Tasks:
A – According to the drone swarm passage, how often is the anti-collision algorithm invoked?
B – Reproduce word for word the section of the drone swarm passage beginning with the words "Regardless of any" and ending after "by its movement.".

Passage provided:
The main objective of the research presented here was the development of a predictive model to link the parameters used for the formation of drones with the extent of the disruption caused by an intruder, and thus with the energy costs associated with the execution of the collision avoidance algorithm by the drones in the swarm. This model was intended to help the managers of the swarm to make decisions regarding the configuration of the swarm, and to anticipate the additional energy usage.


Anti-collision algorithm

Regardless of any strategy applied, a drone may always be in a near-collision situation. Each drone must therefore be able to make autonomous decisions in accordance with the implemented collision avoidance algorithm43. However, the movement of a drone to avoid a collision may have an impact on other drones if they are close enough to be affected by its movement.

There are several existing anti-collision algorithms44, and the approach used in this research is a variant of a popular potential force algorithm44. It assumes the presence of so-called virtual security zones, referred to as \(S_{1}\) and \(S_{2}\). Each zone has a defined radius (\(R_{1}\) and \(R_{2}\), respectively), which are set as parameters in such a way as to maximise the drone’s response time and minimise the risk of a collision, especially in a dense formation. The algorithm is invoked at regular time intervals, and its outcome determines the behaviour of the drone during the next interval.

Data section:
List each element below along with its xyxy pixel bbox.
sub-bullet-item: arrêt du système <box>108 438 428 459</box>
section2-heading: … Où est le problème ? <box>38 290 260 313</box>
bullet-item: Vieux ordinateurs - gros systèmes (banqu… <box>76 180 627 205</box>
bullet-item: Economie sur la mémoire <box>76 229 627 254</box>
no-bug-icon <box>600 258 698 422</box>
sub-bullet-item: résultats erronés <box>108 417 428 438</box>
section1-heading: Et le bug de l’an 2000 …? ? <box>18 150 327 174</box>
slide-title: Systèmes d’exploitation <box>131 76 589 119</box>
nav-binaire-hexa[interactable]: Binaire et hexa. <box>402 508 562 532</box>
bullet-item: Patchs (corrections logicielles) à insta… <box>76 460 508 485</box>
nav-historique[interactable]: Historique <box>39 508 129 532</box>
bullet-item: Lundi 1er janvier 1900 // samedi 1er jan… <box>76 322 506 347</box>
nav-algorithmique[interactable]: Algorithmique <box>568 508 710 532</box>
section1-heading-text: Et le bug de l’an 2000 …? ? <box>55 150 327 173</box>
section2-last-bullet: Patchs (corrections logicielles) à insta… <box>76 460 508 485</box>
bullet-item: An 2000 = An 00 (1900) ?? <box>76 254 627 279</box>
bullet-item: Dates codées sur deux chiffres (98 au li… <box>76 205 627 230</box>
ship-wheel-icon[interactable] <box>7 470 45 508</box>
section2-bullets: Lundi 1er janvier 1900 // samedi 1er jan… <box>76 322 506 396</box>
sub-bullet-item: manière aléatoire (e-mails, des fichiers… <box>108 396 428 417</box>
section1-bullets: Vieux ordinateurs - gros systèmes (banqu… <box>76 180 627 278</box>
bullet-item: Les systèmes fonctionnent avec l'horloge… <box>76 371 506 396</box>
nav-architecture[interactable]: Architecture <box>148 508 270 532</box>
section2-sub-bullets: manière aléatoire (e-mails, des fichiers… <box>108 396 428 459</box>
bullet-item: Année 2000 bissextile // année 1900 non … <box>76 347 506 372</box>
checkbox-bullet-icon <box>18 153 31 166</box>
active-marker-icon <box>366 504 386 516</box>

Answers to the tasks:
A – At regular time intervals.

B –
Regardless of any strategy applied, a drone may always be in a near-collision situation. Each drone must therefore be able to make autonomous decisions in accordance with the implemented collision avoidance algorithm43. However, the movement of a drone to avoid a collision may have an impact on other drones if they are close enough to be affected by its movement.